---------- Testo ----------

Ai fini della configurabilità della
condotta lesiva del datore di lavoro sono, pertanto,
rilevanti . a) la molteplicità di comportamenti di
carattere persecutorio, illeciti o anche leciti se
considerati singolarmente, che siano stati posti in
essere in modo miratamente sistematico e prolungato
contro il dipendente con intento vessatorio; b) l’evento
lesivo della salute o della personalità del dipendente;
c) il nesso eziologico tra la condotta del datore o del
superiore gerarchico e il pregiudizio all’integrità
psico-fisica del lavoratore; d) la prova dell’elemento
persecutorio.
In particolare, ai fini della
configurabilità del mobbing, si richiede il riscontro di
una diffusa ostilità proveniente dall’ambiente di
lavoro, posta in essere attraverso una pluralità di
condotte frutto di una vera e propria strategia
persecutoria, avente di mira l’emarginazione del
dipendente dalla struttura organizzativa di cui fa
parte.
Non ricorre ” mobbing”, pertanto,
qualora le circostanze addotte ed accertate non
consentono di individuare, secondo un principio di
verosimiglianza, il carattere persecutorio e
discriminante del complesso delle condotte compiute
dalla P.A.
Il Collegio ritiene che nel caso di
specie i comportamenti contestati all’Amministrazione
non configurano una condotta ” mobbizzante”.
Soprattutto, non è stata fornita
alcuna prova dell’esistenza di una ” strategia
persecutoria” nei confronti del dipendente, né questa è
desumibile dalla vicenda e dal comportamento contestato
alla P.A.
In particolare, come si è innanzi
chiarito, il ricorrente è stato oggetto di un
trasferimento avvenuto a seguito di una graduatoria
predisposta senza che alcuna norma avesse stabilito in
maniera chiara ed incontrovertibile l’esclusione del
servizio pre-ruolo e ritenuto dapprima legittimo dal
giudice di primo grado, e poi illegittimo dal giudice di
secondo grado, anche in conseguenza delle note trasmesse
dalla Direzione Generale dell’Inps con le quali si
comunicava che, nella formazione della graduatoria di
mobilità regionale, erroneamente si era tenuto conto del
servizio pre-ruolo prestato dalla contro interessata
sig.ra D. C. e che erano state avviate le procedure
necessarie a sanare la situazione creatasi con il
disposto trasferimento.
Il che esclude ogni ipotesi di
mobbing, così come innanzi definito.
A tanto aggiungasi che il
ricorrente non ha fornito prove concrete dei danni
asseritamente sofferti (non essendo a ciò sufficiente la
perizia di parte prodotta in giudizio), né soprattutto
della loro derivazione causale dall’illecito contestato.

----------

Quesito 1
Quali elementi elenca il testo sul mobbing come rilevanti ai fini della configurabilità della condotta lesiva del datore di lavoro?
Quesito 2
Riporta senza alcuna modifica la parte del testo sul mobbing che va da "Ai fini della configurabilità" fino a "persecutorio.".

---------- Dati forniti ----------

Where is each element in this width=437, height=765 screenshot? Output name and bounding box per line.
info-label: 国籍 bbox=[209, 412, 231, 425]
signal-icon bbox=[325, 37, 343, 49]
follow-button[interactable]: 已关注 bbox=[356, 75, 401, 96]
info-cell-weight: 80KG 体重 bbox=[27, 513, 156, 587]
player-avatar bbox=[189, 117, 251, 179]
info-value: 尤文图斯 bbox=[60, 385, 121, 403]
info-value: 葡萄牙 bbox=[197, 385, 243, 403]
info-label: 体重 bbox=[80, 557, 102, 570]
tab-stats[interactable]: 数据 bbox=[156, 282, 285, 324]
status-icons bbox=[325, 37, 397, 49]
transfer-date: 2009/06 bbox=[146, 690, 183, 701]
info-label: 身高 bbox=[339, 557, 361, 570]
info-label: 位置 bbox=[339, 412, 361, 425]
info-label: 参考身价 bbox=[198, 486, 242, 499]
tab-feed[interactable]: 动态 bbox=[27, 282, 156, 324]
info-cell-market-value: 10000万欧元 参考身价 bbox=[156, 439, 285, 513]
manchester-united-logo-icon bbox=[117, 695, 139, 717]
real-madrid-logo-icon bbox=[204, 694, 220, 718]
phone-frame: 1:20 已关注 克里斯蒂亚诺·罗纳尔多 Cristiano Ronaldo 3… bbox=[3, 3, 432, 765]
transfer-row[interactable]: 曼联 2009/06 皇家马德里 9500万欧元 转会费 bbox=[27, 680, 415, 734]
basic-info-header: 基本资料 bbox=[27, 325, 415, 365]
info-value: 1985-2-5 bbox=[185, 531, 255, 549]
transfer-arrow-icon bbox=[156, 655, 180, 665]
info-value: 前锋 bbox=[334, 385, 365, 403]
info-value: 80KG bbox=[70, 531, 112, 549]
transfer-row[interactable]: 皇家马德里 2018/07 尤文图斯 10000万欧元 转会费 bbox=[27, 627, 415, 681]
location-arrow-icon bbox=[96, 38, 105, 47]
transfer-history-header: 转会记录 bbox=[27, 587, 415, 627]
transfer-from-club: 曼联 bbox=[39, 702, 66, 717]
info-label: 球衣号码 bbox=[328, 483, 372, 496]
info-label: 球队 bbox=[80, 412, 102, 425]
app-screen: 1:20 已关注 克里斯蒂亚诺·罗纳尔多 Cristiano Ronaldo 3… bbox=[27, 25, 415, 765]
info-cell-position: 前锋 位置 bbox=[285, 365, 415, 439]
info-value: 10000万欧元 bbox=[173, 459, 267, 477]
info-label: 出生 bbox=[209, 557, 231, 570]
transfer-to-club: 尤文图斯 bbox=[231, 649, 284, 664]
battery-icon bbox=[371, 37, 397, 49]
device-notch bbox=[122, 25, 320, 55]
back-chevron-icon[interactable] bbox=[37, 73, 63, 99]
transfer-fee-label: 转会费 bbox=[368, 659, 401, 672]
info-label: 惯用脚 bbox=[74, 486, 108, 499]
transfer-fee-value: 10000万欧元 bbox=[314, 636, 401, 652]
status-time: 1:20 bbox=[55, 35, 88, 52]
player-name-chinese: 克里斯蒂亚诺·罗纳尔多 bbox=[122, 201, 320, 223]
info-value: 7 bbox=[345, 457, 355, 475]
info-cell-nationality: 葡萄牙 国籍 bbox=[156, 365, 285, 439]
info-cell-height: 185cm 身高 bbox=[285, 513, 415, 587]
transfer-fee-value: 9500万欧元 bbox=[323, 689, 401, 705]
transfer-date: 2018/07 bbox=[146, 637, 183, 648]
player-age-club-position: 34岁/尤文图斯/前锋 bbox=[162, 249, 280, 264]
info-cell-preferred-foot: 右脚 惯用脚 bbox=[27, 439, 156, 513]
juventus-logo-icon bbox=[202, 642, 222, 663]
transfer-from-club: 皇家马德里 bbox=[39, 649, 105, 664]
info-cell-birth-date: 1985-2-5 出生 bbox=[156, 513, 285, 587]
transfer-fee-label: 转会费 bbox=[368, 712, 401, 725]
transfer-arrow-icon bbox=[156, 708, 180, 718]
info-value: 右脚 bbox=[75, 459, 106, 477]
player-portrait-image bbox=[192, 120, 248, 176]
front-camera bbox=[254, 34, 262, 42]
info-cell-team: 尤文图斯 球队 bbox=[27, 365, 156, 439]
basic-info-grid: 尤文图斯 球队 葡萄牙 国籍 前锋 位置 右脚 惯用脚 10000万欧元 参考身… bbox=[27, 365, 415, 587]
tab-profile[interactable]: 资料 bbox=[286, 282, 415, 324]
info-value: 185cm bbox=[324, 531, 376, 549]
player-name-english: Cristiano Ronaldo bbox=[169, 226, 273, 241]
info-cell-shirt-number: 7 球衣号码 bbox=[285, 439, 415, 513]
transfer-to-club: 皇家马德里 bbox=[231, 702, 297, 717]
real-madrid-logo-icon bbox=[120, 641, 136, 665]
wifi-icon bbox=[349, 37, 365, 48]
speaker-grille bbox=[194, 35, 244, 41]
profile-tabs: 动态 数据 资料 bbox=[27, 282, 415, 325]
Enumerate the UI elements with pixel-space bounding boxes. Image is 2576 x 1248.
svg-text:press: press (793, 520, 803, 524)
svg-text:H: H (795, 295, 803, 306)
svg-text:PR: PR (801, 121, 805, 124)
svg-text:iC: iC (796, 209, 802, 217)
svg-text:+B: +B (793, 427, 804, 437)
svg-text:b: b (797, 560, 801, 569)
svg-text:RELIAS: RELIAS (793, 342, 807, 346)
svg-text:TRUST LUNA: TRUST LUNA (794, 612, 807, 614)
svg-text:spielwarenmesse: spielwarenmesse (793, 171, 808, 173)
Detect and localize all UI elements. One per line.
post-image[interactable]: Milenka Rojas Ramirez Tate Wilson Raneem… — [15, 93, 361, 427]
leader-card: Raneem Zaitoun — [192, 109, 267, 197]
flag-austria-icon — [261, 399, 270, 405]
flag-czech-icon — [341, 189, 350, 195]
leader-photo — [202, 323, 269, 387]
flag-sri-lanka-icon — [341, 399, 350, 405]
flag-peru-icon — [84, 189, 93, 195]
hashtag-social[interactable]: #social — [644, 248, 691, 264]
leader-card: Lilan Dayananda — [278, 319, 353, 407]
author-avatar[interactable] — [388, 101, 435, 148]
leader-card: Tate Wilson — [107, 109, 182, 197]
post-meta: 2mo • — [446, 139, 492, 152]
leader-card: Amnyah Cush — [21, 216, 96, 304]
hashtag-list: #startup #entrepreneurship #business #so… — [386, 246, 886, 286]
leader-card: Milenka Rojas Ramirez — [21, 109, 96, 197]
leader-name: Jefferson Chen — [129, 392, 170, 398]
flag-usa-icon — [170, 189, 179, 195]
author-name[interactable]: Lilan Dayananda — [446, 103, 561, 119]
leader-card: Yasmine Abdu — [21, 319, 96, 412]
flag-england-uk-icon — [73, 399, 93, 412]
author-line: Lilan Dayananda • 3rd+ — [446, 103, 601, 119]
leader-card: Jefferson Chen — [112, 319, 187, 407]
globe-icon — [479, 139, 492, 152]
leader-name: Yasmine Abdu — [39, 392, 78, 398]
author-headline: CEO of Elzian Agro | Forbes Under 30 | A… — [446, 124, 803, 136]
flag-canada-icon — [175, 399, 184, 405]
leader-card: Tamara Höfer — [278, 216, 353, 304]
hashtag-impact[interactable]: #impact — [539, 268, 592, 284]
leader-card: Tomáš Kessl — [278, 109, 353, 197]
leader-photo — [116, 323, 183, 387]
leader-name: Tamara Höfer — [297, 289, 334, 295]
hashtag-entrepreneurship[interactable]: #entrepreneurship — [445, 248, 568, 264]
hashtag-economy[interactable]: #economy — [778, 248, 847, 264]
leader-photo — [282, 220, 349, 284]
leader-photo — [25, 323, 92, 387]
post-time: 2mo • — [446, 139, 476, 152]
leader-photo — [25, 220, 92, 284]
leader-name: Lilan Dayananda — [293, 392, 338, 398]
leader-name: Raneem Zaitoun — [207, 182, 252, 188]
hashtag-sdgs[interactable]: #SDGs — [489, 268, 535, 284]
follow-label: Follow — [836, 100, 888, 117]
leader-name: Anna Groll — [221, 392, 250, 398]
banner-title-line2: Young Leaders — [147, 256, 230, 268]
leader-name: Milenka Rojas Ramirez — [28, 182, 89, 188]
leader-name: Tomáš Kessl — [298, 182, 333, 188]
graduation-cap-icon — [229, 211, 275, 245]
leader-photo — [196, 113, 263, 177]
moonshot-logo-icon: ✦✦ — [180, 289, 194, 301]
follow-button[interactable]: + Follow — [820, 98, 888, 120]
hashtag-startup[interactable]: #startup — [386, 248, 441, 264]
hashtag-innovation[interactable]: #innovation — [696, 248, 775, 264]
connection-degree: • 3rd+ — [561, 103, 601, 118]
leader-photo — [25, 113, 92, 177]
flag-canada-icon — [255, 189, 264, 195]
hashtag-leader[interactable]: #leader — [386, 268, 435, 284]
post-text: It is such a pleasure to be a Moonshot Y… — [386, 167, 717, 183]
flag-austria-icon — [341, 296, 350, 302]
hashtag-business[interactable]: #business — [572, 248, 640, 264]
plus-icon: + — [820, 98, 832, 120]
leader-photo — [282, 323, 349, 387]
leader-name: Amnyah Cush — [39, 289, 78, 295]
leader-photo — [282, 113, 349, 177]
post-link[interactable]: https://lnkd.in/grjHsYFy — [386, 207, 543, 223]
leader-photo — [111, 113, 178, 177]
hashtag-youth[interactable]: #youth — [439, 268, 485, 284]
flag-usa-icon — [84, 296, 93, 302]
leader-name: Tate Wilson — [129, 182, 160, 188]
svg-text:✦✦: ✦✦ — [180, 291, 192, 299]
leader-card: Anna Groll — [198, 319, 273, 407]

----------

Soluzione 1
a) La molteplicità di comportamenti di carattere persecutorio, illeciti o anche leciti se considerati singolarmente, posti in essere in modo miratamente sistematico e prolungato contro il dipendente con intento vessatorio.
b) L'evento lesivo della salute o della personalità del dipendente.
c) Il nesso eziologico tra la condotta del datore o del superiore gerarchico e il pregiudizio all'integrità psico-fisica del lavoratore.
d) La prova dell'elemento persecutorio.

Soluzione 2
Ai fini della configurabilità della
condotta lesiva del datore di lavoro sono, pertanto,
rilevanti . a) la molteplicità di comportamenti di
carattere persecutorio, illeciti o anche leciti se
considerati singolarmente, che siano stati posti in
essere in modo miratamente sistematico e prolungato
contro il dipendente con intento vessatorio; b) l’evento
lesivo della salute o della personalità del dipendente;
c) il nesso eziologico tra la condotta del datore o del
superiore gerarchico e il pregiudizio all’integrità
psico-fisica del lavoratore; d) la prova dell’elemento
persecutorio.